===== Given data =====

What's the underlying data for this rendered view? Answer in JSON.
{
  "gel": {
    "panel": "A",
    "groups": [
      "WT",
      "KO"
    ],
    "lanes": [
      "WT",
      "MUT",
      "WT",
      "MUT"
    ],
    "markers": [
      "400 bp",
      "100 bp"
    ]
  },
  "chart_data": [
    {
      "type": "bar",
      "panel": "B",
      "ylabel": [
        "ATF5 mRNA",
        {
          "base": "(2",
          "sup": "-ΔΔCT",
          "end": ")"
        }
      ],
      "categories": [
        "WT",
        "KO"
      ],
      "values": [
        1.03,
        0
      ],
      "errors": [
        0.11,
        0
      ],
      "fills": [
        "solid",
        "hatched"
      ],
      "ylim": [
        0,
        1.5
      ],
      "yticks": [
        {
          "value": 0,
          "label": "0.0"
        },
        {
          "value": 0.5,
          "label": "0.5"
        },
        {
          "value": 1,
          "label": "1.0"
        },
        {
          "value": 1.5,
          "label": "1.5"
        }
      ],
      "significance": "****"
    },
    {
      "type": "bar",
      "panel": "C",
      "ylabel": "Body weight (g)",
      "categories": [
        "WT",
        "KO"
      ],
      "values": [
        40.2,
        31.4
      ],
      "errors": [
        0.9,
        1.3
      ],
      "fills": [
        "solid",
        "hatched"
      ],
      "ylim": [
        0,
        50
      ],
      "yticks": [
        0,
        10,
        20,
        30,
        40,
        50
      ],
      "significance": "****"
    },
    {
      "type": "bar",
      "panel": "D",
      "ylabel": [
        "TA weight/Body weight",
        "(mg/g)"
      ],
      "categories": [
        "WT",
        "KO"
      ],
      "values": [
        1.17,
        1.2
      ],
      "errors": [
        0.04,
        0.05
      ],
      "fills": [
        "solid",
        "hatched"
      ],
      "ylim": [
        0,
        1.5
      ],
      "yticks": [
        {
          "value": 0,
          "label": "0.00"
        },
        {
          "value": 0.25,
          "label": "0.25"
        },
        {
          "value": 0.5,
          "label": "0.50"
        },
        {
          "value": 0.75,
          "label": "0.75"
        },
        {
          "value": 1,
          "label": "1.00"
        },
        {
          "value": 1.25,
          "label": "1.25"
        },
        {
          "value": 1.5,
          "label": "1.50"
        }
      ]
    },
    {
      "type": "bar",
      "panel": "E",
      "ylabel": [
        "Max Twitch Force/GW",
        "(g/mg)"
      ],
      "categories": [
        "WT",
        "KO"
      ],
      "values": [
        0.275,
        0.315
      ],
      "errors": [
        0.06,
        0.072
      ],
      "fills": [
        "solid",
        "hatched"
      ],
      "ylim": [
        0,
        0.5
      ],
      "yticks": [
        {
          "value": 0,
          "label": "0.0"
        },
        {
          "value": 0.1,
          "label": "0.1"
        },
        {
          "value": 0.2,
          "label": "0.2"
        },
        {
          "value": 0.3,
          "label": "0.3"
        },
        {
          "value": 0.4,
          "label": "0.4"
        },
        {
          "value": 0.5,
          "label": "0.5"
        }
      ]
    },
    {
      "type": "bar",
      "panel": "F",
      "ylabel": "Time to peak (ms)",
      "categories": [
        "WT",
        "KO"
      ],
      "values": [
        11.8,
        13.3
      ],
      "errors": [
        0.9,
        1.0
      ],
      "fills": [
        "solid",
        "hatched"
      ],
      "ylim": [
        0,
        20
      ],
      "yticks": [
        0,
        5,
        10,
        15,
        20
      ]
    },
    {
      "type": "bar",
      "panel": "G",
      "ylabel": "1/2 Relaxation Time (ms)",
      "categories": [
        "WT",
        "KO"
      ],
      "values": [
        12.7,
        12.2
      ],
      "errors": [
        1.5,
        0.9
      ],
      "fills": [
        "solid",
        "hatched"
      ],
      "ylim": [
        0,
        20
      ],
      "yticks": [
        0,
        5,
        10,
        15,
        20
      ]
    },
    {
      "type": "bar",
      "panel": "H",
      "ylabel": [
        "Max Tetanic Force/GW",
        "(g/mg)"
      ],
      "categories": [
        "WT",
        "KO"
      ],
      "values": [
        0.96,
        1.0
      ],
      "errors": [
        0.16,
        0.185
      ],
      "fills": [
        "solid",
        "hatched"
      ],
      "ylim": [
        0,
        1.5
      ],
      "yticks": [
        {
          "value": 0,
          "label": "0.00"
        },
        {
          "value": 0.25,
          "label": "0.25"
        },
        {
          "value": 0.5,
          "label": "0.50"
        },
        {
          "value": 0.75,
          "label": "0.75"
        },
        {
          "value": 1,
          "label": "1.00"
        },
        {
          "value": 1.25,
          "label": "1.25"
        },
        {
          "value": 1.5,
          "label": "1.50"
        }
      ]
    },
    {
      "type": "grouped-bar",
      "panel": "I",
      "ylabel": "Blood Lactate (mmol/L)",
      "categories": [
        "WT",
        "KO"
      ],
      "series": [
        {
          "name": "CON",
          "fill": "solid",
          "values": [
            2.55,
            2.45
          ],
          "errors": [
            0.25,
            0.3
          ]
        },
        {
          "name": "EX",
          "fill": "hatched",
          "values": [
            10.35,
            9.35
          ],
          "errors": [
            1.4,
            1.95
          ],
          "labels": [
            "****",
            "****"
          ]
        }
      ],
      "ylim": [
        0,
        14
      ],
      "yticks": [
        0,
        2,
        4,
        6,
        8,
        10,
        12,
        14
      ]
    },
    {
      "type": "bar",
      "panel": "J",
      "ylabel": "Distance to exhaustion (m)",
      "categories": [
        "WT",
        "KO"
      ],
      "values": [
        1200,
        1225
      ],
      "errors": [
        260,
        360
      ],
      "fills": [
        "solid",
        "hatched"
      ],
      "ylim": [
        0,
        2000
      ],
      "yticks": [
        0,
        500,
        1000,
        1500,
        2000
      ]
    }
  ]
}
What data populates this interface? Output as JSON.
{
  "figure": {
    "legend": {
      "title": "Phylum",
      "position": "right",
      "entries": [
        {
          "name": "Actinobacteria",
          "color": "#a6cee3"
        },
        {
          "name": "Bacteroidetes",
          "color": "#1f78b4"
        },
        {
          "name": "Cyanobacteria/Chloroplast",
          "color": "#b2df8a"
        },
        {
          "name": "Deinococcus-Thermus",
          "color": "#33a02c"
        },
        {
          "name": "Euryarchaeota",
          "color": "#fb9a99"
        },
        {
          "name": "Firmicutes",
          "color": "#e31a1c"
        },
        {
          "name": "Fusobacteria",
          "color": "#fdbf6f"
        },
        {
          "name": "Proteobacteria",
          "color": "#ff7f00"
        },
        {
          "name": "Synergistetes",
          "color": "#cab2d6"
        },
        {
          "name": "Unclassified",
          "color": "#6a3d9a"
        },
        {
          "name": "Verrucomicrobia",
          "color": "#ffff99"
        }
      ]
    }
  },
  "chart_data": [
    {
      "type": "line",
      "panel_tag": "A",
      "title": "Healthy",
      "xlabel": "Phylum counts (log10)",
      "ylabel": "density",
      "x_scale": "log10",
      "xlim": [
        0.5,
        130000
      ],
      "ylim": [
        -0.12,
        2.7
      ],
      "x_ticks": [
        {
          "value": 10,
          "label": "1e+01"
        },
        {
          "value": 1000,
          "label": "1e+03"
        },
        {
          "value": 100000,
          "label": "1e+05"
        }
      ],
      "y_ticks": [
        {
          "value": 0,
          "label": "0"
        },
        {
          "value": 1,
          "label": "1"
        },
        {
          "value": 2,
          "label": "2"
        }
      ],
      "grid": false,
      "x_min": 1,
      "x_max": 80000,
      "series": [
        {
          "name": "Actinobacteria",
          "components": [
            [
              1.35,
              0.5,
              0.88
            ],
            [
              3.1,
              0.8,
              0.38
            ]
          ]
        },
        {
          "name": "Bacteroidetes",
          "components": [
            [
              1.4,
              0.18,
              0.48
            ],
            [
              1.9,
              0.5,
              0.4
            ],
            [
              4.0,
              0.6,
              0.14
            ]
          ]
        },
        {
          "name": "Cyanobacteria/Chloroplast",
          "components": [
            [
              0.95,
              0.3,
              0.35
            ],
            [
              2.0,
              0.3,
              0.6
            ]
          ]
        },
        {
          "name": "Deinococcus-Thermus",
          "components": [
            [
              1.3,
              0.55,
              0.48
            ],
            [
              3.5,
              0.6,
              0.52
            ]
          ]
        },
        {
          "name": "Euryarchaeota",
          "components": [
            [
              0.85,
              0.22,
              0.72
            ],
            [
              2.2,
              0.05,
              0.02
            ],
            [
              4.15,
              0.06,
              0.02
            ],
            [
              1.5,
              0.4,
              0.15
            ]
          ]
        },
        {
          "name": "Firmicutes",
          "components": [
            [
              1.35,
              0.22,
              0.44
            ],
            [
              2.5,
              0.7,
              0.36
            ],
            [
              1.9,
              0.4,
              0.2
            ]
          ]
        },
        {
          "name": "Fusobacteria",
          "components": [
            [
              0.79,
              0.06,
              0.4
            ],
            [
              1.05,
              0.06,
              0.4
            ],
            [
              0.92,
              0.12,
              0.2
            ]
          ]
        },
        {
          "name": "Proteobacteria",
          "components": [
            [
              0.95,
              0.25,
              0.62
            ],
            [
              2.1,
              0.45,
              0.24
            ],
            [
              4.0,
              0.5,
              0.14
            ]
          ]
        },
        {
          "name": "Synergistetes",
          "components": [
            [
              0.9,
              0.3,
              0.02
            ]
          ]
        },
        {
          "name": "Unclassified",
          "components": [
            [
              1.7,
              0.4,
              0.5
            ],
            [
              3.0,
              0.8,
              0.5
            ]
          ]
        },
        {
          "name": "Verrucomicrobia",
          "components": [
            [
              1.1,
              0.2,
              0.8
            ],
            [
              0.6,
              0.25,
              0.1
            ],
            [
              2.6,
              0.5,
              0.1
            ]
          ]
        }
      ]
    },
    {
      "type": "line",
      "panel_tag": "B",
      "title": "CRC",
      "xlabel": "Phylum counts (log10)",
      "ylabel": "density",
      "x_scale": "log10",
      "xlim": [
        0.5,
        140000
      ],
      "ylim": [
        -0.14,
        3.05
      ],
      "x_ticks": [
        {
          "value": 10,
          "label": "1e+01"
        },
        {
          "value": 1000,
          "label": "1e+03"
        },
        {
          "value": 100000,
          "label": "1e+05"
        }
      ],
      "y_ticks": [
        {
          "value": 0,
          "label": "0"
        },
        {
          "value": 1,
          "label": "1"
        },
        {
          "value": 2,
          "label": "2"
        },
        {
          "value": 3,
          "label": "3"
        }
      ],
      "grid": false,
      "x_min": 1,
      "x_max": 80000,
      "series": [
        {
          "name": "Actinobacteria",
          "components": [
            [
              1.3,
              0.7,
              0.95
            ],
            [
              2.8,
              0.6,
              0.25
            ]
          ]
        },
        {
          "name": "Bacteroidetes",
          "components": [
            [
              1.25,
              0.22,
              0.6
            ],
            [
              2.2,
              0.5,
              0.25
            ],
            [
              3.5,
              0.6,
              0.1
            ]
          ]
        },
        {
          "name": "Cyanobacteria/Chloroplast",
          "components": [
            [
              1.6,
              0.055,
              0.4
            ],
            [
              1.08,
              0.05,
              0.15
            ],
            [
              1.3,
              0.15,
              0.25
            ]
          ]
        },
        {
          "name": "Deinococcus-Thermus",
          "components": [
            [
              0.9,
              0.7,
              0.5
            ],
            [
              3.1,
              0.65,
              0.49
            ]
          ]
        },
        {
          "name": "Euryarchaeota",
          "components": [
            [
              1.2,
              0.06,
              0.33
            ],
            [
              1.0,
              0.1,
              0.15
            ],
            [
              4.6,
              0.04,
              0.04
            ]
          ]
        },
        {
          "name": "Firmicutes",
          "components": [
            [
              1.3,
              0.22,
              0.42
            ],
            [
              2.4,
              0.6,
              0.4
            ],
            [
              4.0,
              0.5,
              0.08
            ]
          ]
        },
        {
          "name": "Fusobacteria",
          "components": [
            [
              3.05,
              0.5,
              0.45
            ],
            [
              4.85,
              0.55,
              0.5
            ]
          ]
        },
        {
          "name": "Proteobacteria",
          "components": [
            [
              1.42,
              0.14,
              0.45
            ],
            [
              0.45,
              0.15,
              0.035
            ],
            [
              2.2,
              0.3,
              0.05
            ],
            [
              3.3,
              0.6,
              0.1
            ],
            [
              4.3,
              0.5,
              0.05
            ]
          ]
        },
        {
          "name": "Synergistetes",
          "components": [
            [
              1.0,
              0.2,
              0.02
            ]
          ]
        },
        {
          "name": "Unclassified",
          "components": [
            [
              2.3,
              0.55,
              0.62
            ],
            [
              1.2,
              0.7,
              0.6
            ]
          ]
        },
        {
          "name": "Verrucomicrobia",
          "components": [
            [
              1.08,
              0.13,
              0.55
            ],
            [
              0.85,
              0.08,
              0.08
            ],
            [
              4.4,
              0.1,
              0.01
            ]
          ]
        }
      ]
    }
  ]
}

=====

**Problem to work on**
Look through the data above. Find each line with the string "Force" and copy it.

**Answer to this task**
        "Max Twitch Force/GW",
        "Max Tetanic Force/GW",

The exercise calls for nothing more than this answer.